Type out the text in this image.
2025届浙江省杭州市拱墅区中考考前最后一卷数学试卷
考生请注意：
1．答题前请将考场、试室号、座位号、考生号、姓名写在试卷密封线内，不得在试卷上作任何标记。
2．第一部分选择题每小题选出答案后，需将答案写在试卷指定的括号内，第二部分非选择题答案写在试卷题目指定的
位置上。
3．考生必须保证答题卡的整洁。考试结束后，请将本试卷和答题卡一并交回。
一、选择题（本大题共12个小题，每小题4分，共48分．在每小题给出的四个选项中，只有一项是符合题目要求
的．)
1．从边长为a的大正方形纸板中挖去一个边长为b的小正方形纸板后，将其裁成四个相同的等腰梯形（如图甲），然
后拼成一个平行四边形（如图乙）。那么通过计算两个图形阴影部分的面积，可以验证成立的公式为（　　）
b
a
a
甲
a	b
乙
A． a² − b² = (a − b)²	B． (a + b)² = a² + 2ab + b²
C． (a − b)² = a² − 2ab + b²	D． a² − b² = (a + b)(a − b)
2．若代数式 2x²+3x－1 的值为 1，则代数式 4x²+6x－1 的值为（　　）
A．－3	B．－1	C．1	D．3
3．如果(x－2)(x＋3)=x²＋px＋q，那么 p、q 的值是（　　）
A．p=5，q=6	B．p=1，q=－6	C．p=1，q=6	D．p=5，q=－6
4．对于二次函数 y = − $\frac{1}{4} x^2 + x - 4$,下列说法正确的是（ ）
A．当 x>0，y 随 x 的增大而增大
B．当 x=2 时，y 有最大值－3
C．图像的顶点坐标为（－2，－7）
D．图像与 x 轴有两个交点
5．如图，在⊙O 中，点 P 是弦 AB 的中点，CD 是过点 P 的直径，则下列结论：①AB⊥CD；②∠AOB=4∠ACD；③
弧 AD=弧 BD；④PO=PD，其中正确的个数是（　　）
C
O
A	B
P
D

- - -

# [Task statement]
Go through the records above and retype each one exactly.

# [Task solution]
Type out the text in this image.
2025届浙江省杭州市拱墅区中考考前最后一卷数学试卷
考生请注意：
1．答题前请将考场、试室号、座位号、考生号、姓名写在试卷密封线内，不得在试卷上作任何标记。
2．第一部分选择题每小题选出答案后，需将答案写在试卷指定的括号内，第二部分非选择题答案写在试卷题目指定的
位置上。
3．考生必须保证答题卡的整洁。考试结束后，请将本试卷和答题卡一并交回。
一、选择题（本大题共12个小题，每小题4分，共48分．在每小题给出的四个选项中，只有一项是符合题目要求
的．)
1．从边长为a的大正方形纸板中挖去一个边长为b的小正方形纸板后，将其裁成四个相同的等腰梯形（如图甲），然
后拼成一个平行四边形（如图乙）。那么通过计算两个图形阴影部分的面积，可以验证成立的公式为（　　）
b
a
a
甲
a	b
乙
A． a² − b² = (a − b)²	B． (a + b)² = a² + 2ab + b²
C． (a − b)² = a² − 2ab + b²	D． a² − b² = (a + b)(a − b)
2．若代数式 2x²+3x－1 的值为 1，则代数式 4x²+6x－1 的值为（　　）
A．－3	B．－1	C．1	D．3
3．如果(x－2)(x＋3)=x²＋px＋q，那么 p、q 的值是（　　）
A．p=5，q=6	B．p=1，q=－6	C．p=1，q=6	D．p=5，q=－6
4．对于二次函数 y = − $\frac{1}{4} x^2 + x - 4$,下列说法正确的是（ ）
A．当 x>0，y 随 x 的增大而增大
B．当 x=2 时，y 有最大值－3
C．图像的顶点坐标为（－2，－7）
D．图像与 x 轴有两个交点
5．如图，在⊙O 中，点 P 是弦 AB 的中点，CD 是过点 P 的直径，则下列结论：①AB⊥CD；②∠AOB=4∠ACD；③
弧 AD=弧 BD；④PO=PD，其中正确的个数是（　　）
C
O
A	B
P
D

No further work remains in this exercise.